::: RECORDED INFORMATION

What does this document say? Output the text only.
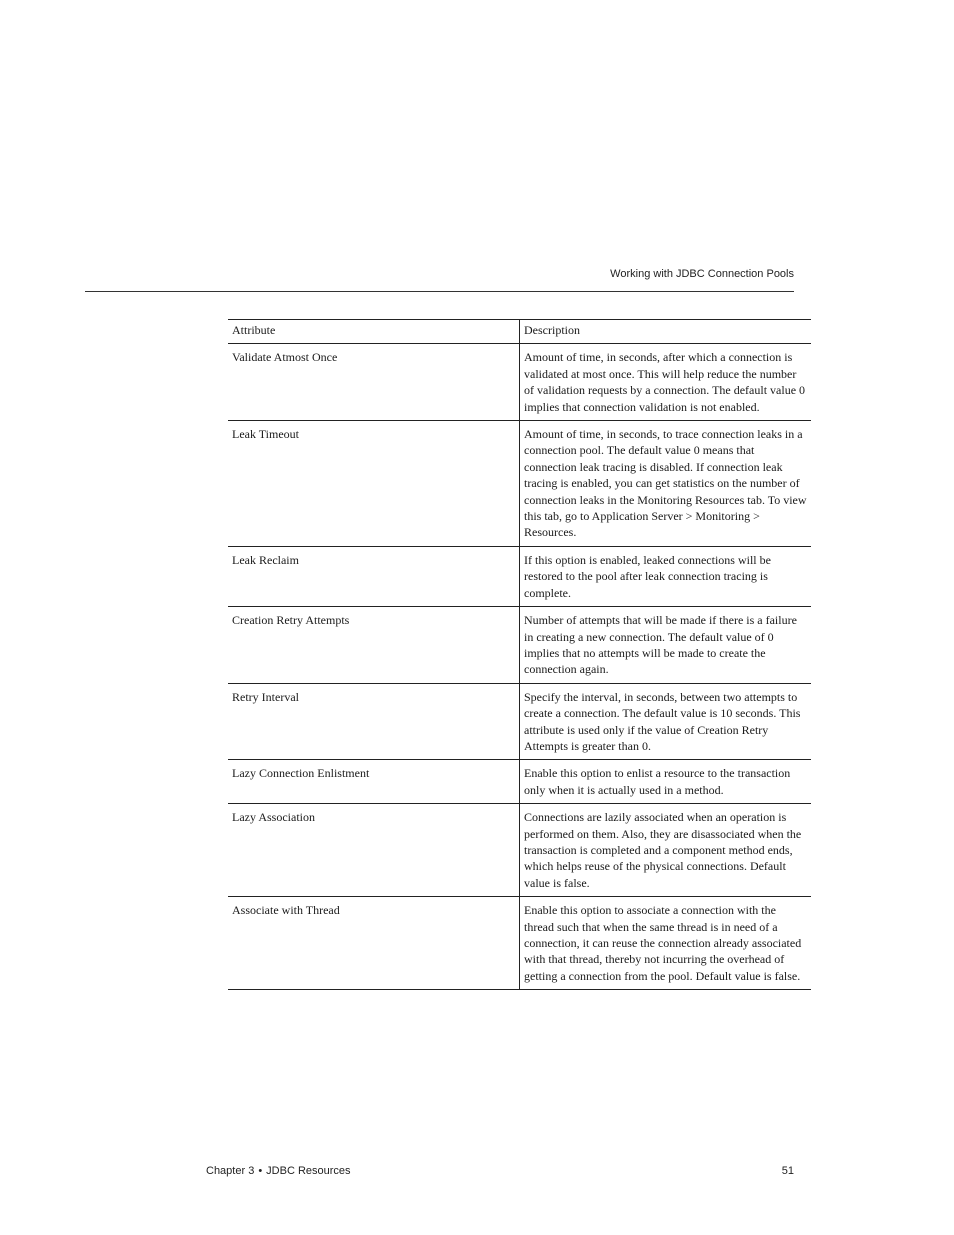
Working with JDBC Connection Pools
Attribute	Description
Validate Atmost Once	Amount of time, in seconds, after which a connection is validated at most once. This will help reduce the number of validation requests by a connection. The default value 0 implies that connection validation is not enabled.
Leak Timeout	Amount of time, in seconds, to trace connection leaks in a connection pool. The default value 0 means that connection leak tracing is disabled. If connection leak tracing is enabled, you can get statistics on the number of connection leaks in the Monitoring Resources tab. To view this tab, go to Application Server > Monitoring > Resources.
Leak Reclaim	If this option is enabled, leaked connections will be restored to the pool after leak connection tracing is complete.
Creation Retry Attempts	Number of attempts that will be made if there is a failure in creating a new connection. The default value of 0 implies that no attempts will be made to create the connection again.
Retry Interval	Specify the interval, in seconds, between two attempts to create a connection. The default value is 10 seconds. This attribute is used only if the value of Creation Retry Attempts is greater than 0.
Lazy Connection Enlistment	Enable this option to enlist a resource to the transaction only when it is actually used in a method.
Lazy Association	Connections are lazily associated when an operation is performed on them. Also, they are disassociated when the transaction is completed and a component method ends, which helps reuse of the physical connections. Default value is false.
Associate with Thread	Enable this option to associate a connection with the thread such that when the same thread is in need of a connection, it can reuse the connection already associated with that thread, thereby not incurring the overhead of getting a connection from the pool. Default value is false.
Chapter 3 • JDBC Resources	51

::::::

**WRITTEN REQUEST**
Write the records out again in full, exactly, and skip every picture.

**WRITTEN ANSWER**
What does this document say? Output the text only.
Working with JDBC Connection Pools
Attribute	Description
Validate Atmost Once	Amount of time, in seconds, after which a connection is validated at most once. This will help reduce the number of validation requests by a connection. The default value 0 implies that connection validation is not enabled.
Leak Timeout	Amount of time, in seconds, to trace connection leaks in a connection pool. The default value 0 means that connection leak tracing is disabled. If connection leak tracing is enabled, you can get statistics on the number of connection leaks in the Monitoring Resources tab. To view this tab, go to Application Server > Monitoring > Resources.
Leak Reclaim	If this option is enabled, leaked connections will be restored to the pool after leak connection tracing is complete.
Creation Retry Attempts	Number of attempts that will be made if there is a failure in creating a new connection. The default value of 0 implies that no attempts will be made to create the connection again.
Retry Interval	Specify the interval, in seconds, between two attempts to create a connection. The default value is 10 seconds. This attribute is used only if the value of Creation Retry Attempts is greater than 0.
Lazy Connection Enlistment	Enable this option to enlist a resource to the transaction only when it is actually used in a method.
Lazy Association	Connections are lazily associated when an operation is performed on them. Also, they are disassociated when the transaction is completed and a component method ends, which helps reuse of the physical connections. Default value is false.
Associate with Thread	Enable this option to associate a connection with the thread such that when the same thread is in need of a connection, it can reuse the connection already associated with that thread, thereby not incurring the overhead of getting a connection from the pool. Default value is false.
Chapter 3 • JDBC Resources	51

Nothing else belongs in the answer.